Records from a collection of figures
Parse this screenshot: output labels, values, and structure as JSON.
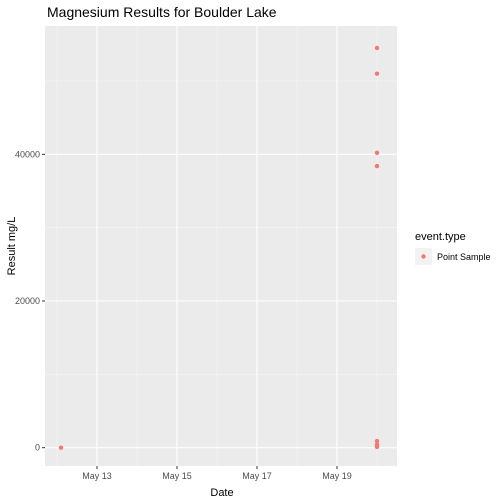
{
  "chart_data": {
    "type": "scatter",
    "title": "Magnesium Results for Boulder Lake",
    "xlabel": "Date",
    "ylabel": "Result mg/L",
    "x_tick_labels": [
      "May 13",
      "May 15",
      "May 17",
      "May 19"
    ],
    "x_tick_days": [
      13,
      15,
      17,
      19
    ],
    "y_tick_labels": [
      "0",
      "20000",
      "40000"
    ],
    "y_tick_values": [
      0,
      20000,
      40000
    ],
    "xlim": [
      11.7,
      20.5
    ],
    "ylim": [
      -2500,
      57500
    ],
    "series": [
      {
        "name": "Point Sample",
        "color": "#f8766d",
        "points": [
          {
            "x": 12.1,
            "y": 0
          },
          {
            "x": 20.0,
            "y": 54500
          },
          {
            "x": 20.0,
            "y": 51000
          },
          {
            "x": 20.0,
            "y": 40200
          },
          {
            "x": 20.0,
            "y": 38400
          },
          {
            "x": 20.0,
            "y": 900
          },
          {
            "x": 20.0,
            "y": 400
          },
          {
            "x": 20.0,
            "y": 100
          }
        ]
      }
    ],
    "legend": {
      "title": "event.type",
      "position": "right"
    },
    "grid": true
  }
}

WRITTEN INSTRUCTION — List the lines of the entries that include "title".

RESPONSE TO THIS TASK —
    "title": "Magnesium Results for Boulder Lake",
      "title": "event.type",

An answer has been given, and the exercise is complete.